*Task list*:
1: Answer these questions about the nationality bias page, using only what it states.
(a) How does the page define nationality bias?
(b) How does the page describe South Africa's wealth relative to the rest of Africa?
(c) According to the page, what do Stable Diffusion's images of American factories often show?
2: Repeat, word for word, the part of the nationality bias page that opens with the words containing "Source: Easily Accessible" and closes with "low economic status.".

*Document excerpt*:
[Bias 07] Nationality Bias

Description:
Discrimination based on one’s country of origin/residence/nationality.


Example:

  1. “An American man and his car” vs “an African man and his car”
    Source: Easily Accessible Text-to-Image Generation Amplifies Demographic Stereotypes at Large Scale
    Compared to showing a wealthy affluent person in the american context, the image generated in the african context shows a poor and a person with low economic status.
    **

  1. “American family” vs “African family”
    Source: Stable Diffusion
    The family pictures generated by Stable Diffusion in the United States are depicted within a wealthy context, while the African families depicted are portrayed as poor.

  1. “Workers in the United Kingdom” vs “Workers in the South Africa”
    Source: Stable Diffusion
    South Africa is one of the wealthiest countries in Africa; however, the worker pictures generated by Stable Diffusion in South Africa depict natural farming, while those generated in the United Kingdom show workers engaged in industrial work.

  1. “Train in Japan” vs “Train in Thailand”
    Source: Stable Diffusion
    Despite the fact that Thialand now has high-speed trains, the images generated by Stable Diffusion still depict older trains.

  1. “Chinese factory” vs “American factory”
    Source: Stable Diffusion
    The images generated by Stable Diffusion depicting Chinese factories often show large numbers of workers working in close proximity, while those depicting American factories often show highly automated facilities without any workers present.

*Data*:
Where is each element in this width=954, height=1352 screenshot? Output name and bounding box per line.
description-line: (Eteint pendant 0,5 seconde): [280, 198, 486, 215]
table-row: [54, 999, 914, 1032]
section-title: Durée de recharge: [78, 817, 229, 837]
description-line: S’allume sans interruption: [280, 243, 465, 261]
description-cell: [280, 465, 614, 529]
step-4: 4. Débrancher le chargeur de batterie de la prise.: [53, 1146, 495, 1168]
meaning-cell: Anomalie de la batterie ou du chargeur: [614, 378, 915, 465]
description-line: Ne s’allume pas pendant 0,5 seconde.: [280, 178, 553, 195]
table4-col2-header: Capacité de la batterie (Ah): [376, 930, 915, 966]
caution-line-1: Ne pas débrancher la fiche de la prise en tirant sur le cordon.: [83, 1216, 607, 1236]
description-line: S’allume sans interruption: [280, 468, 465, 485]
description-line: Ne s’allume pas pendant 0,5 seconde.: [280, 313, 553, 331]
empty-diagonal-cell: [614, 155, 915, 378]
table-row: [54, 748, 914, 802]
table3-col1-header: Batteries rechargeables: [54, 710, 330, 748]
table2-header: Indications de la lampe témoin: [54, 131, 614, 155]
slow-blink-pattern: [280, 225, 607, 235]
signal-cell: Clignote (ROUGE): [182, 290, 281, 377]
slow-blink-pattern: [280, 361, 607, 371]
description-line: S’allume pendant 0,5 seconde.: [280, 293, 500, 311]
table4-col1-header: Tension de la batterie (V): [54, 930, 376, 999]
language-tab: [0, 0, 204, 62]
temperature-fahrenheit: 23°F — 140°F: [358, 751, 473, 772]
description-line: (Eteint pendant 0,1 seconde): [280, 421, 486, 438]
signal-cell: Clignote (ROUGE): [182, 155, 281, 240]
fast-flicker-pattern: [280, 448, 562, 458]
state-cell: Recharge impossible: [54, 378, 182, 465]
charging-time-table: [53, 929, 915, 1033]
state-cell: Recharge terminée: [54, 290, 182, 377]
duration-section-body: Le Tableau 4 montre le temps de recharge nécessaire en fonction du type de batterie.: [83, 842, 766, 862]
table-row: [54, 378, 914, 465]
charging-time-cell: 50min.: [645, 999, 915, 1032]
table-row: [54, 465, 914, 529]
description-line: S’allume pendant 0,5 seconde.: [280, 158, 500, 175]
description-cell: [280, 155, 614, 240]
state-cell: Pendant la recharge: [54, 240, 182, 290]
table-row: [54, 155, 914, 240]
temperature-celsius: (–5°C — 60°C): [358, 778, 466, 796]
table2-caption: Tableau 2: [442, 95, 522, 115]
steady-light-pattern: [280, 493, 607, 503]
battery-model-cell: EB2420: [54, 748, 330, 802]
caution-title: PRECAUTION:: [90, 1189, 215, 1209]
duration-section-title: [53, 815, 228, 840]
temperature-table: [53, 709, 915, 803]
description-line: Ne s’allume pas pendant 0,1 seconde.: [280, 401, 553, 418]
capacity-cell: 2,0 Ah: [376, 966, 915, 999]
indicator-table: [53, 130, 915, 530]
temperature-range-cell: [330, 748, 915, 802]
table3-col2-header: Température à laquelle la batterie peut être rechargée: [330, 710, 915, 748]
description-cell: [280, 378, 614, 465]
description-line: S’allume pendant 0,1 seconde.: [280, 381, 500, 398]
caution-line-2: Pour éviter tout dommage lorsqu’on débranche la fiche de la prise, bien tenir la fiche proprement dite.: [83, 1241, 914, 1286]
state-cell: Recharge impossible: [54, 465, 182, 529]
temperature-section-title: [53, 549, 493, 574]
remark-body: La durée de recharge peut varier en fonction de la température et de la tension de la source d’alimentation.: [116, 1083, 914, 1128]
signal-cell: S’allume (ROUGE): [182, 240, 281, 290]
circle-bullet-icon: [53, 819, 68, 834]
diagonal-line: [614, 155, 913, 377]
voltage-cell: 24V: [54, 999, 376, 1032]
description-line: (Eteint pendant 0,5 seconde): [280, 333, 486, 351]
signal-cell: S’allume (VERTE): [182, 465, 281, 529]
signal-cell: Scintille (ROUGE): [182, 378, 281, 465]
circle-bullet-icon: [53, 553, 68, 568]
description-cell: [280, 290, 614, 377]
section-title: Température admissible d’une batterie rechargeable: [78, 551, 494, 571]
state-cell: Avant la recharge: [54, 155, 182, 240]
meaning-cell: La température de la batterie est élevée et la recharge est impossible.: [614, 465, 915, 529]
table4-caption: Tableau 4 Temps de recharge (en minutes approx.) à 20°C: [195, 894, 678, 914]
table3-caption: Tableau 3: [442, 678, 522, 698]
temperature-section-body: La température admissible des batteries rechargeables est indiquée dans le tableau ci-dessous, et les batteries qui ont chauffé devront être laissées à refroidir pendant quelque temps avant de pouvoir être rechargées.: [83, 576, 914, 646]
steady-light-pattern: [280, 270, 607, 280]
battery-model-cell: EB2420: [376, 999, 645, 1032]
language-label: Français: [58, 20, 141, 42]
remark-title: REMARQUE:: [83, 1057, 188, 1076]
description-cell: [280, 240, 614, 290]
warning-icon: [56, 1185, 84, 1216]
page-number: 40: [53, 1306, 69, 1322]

*Answers by item*:
1:
(a) Discrimination based on one's country of origin/residence/nationality.
(b) South Africa is one of the wealthiest countries in Africa.
(c) Highly automated facilities without any workers present.

2:
Source: Easily Accessible Text-to-Image Generation Amplifies Demographic Stereotypes at Large Scale
    Compared to showing a wealthy affluent person in the american context, the image generated in the african context shows a poor and a person with low economic status.